▶ **DATA FOR THIS EXERCISE**

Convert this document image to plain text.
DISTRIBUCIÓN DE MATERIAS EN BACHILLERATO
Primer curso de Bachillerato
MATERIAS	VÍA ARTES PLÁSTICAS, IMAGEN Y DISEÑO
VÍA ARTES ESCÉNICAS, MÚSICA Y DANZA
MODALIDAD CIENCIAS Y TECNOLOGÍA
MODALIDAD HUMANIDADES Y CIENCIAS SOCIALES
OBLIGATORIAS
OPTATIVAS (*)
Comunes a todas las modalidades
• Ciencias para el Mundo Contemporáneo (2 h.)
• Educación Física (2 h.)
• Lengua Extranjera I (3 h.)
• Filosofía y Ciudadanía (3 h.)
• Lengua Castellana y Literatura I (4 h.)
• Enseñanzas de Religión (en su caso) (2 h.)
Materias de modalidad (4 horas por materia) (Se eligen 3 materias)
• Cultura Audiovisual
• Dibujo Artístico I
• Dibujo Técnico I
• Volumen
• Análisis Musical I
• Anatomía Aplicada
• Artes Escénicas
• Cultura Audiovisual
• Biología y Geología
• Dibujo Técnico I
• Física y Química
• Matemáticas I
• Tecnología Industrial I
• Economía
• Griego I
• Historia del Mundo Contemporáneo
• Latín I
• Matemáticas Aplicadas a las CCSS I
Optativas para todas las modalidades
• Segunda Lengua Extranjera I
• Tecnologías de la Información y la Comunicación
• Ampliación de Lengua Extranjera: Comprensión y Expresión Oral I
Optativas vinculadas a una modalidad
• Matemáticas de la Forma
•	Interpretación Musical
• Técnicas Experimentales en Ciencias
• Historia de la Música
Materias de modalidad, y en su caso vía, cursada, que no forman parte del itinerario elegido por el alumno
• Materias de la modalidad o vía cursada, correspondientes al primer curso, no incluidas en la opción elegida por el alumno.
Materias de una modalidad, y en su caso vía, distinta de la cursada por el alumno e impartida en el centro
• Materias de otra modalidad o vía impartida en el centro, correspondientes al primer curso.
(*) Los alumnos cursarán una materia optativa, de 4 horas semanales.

▶ **TASK BRIEF**
Identify the lines that contain the string "para", and copy every one of them.

▶ **EXPECTED ANSWER**
• Ciencias para el Mundo Contemporáneo (2 h.)
Optativas para todas las modalidades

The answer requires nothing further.